SOURCE DOCUMENT —
6.9.2026 - Scott Elgersma
Tuesday June 9, 2026
The Holy Spirit Brings Power
Titus 1:15
As you enter your time with God today, take a moment to quiet your mind. Breathe this prayer: “Come, Lord Jesus, come. Fill me with your Spirit. Open my heart that you might share your words of life with me.”
We read today from Titus 1:15. Read the passage now or at the end of this devotion. What does this passage teach us about the Holy Spirit giving us the power of God?
Because kids are home from school, a common discussion in homes with children revolves around screentime. How much should a child be allowed to have when they are home all day for summer? There are lots of different opinions about this, and every home finds its own way to navigate the challenge.
Note: it’s striking to me that we’ve been having this conversation with children since screens were invented. It was once television. Then it was home computers. Now it is smartphones, tablets, and gaming systems. Philo Farnsworth, John Logie Baird, and Vladimir Zworykin, all participants in the race to develop television, could have no idea the tension that their efforts have brought to mid-morning conversations on a Tuesday in June.
“It’s time for you to head outside and play with your sister!”
“C’mon mom! One more level? I only got on just a half an hour ago!”

ENTRIES SUPPLIED —
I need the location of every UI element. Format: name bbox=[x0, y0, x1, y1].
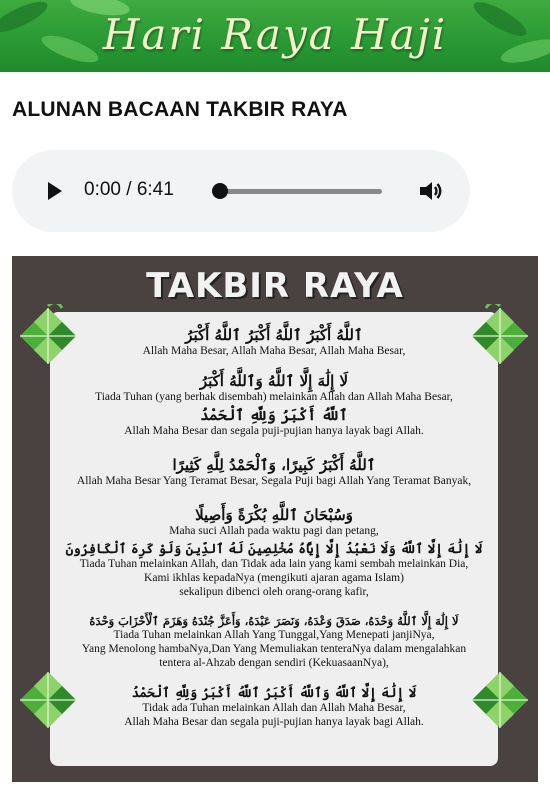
translation-line: Allah Maha Besar, Allah Maha Besar, Allah Maha Besar, bbox=[142, 345, 406, 357]
seek-bar[interactable] bbox=[220, 189, 382, 194]
translation-line: Maha suci Allah pada waktu pagi dan petang, bbox=[169, 525, 379, 537]
translation-line: Tidak ada Tuhan melainkan Allah dan Allah Maha Besar, bbox=[142, 702, 406, 714]
translation-line: tentera al-Ahzab dengan sendiri (KekuasaanNya), bbox=[159, 657, 389, 669]
takbir-raya-poster bbox=[12, 256, 538, 782]
play-button[interactable] bbox=[48, 182, 62, 200]
volume-icon[interactable] bbox=[418, 179, 444, 203]
audio-player bbox=[12, 150, 470, 232]
verse-block bbox=[56, 506, 492, 538]
banner-title: Hari Raya Haji bbox=[102, 10, 448, 59]
translation-line: Yang Menolong hambaNya,Dan Yang Memuliakan tenteraNya dalam mengalahkan bbox=[81, 643, 467, 655]
arabic-text: ٱللَّهُ أَكْبَرُ ٱللَّهُ أَكْبَرُ ٱللَّهُ أَكْبَرُ bbox=[185, 326, 363, 344]
translation-line: Tiada Tuhan melainkan Allah Yang Tunggal,Yang Menepati janjiNya, bbox=[113, 629, 435, 641]
verse-block bbox=[56, 326, 492, 358]
seek-thumb[interactable] bbox=[212, 183, 228, 199]
translation-line: Allah Maha Besar dan segala puji-pujian hanya layak bagi Allah. bbox=[124, 716, 424, 728]
verse-block bbox=[56, 542, 492, 599]
arabic-text: لَا إِلَٰهَ إِلَّا ٱللَّهُ وَلَا نَعْبُدُ إِلَّا إِيَّاهُ مُخْلِصِينَ لَهُ ٱلدِّينَ وَلَوْ كَرِهَ ٱلْكَافِرُونَ bbox=[65, 542, 483, 557]
page-title: ALUNAN BACAAN TAKBIR RAYA bbox=[12, 98, 348, 121]
arabic-text: ٱللَّهُ أَكْبَرُ كَبِيرًا، وَٱلْحَمْدُ لِلَّهِ كَثِيرًا bbox=[172, 456, 376, 474]
arabic-text: لَا إِلَٰهَ إِلَّا ٱللَّهُ وَٱللَّهُ أَكْبَرُ ٱللَّهُ أَكْبَرُ وَلِلَّهِ ٱلْحَمْدُ bbox=[131, 686, 417, 701]
arabic-text: لَا إِلَٰهَ إِلَّا ٱللَّهُ وَٱللَّهُ أَكْبَرُ bbox=[199, 372, 349, 390]
translation-line: Tiada Tuhan (yang berhak disembah) melainkan Allah dan Allah Maha Besar, bbox=[95, 391, 453, 403]
arabic-text: ٱللَّهُ أَكْبَرُ وَلِلَّهِ ٱلْحَمْدُ bbox=[200, 406, 348, 424]
verse-block bbox=[56, 686, 492, 729]
duration: 6:41 bbox=[136, 179, 174, 200]
translation-line: Allah Maha Besar Yang Teramat Besar, Segala Puji bagi Allah Yang Teramat Banyak, bbox=[76, 475, 472, 487]
verse-block bbox=[56, 614, 492, 670]
time-separator: / bbox=[126, 179, 132, 200]
hari-raya-banner bbox=[0, 0, 550, 72]
translation-line: Kami ikhlas kepadaNya (mengikuti ajaran agama Islam) bbox=[144, 572, 404, 584]
translation-line: sekalipun dibenci oleh orang-orang kafir, bbox=[179, 586, 369, 598]
translation-line: Allah Maha Besar dan segala puji-pujian hanya layak bagi Allah. bbox=[124, 425, 424, 437]
arabic-text: لَا إِلَٰهَ إِلَّا ٱللَّهُ وَحْدَهُ، صَدَقَ وَعْدَهُ، وَنَصَرَ عَبْدَهُ، وَأَعَزَّ جُنْدَهُ وَهَزَمَ ٱلْأَحْزَابَ وَحْدَهُ bbox=[89, 614, 459, 628]
time-display bbox=[84, 179, 174, 201]
verse-block bbox=[56, 456, 492, 488]
poster-heading: TAKBIR RAYA bbox=[146, 266, 404, 306]
translation-line: Tiada Tuhan melainkan Allah, dan Tidak ada lain yang kami sembah melainkan Dia, bbox=[79, 558, 469, 570]
verse-block bbox=[56, 406, 492, 438]
current-time: 0:00 bbox=[84, 179, 121, 200]
arabic-text: وَسُبْحَانَ ٱللَّهِ بُكْرَةً وَأَصِيلًا bbox=[195, 506, 353, 524]
verse-block bbox=[56, 372, 492, 404]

THINGS TO DO —
a) Answer these questions about the devotion on the Holy Spirit.
(i) Which Bible passage does the devotion say to read today?
(ii) Which three people does it name as participants in the race to develop television?
(iii) Before home computers, what kind of screen was the conversation with children about?
b) Continue the devotion on the Holy Spirit bringing power from the point where it stops.
The records have no connection to the devotion.

RESULTS FOR EACH TASK —
a)
(i) Titus 1:15
(ii) Philo Farnsworth, John Logie Baird, and Vladimir Zworykin
(iii) Television

b)
“Now mister, otherwise I’m taking your iPad away for the rest of the week!”
What is striking to me in a recent dialogue I saw recently online (irony!) is just how much our children are embracing and learning what is being modeled to them every day in their homes. A mother complained how she felt like her kids were becoming addicted to their screens and she was debating having “analog weeks” where no technology was allowed. The moderator then confronted the mom as the same person who posts several posts daily on social media platforms, some which take considerable time to edit and put together.
It is difficult for us to advise others on righteousness if our own house is not nearly in order.
Paul advises Titus on just this concept and calls Titus to seek the power of the Spirit in correcting sinful behavior.
“To the pure, all things are pure, but to those who are corrupted and do not believe, nothing is pure. In fact, both their minds and consciences are corrupted.”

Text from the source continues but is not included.